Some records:
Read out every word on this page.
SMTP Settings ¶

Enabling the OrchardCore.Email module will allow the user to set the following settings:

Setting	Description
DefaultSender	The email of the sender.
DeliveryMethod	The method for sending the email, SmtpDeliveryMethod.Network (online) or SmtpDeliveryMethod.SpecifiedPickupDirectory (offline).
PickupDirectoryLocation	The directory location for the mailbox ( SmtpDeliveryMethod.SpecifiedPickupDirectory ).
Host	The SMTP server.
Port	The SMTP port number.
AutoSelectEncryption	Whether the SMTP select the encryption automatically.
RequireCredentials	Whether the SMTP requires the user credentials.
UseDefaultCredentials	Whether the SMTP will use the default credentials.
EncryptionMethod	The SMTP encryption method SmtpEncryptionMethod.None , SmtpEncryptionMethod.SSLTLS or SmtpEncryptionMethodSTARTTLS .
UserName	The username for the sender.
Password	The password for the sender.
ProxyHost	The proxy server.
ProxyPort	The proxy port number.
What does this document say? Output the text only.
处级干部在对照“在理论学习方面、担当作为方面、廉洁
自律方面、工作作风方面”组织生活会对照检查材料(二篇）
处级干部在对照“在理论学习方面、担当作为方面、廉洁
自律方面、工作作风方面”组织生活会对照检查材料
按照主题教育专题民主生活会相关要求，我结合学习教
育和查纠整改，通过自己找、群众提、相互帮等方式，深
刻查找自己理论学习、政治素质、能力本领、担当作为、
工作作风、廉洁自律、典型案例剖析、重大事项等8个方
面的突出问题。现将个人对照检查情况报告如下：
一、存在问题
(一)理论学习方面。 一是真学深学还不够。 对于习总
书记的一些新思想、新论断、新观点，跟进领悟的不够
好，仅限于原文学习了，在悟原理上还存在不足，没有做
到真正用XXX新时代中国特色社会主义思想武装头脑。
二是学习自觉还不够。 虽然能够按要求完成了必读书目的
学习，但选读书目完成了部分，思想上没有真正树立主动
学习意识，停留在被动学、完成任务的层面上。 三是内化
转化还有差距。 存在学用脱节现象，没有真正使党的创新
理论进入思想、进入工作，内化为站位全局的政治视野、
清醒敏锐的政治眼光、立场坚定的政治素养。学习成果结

> Required work
Look for the word "组织生活会对照检查材料" in every line of the listing and copy the lines that have it.

> Full response
自律方面、工作作风方面”组织生活会对照检查材料(二篇）
自律方面、工作作风方面”组织生活会对照检查材料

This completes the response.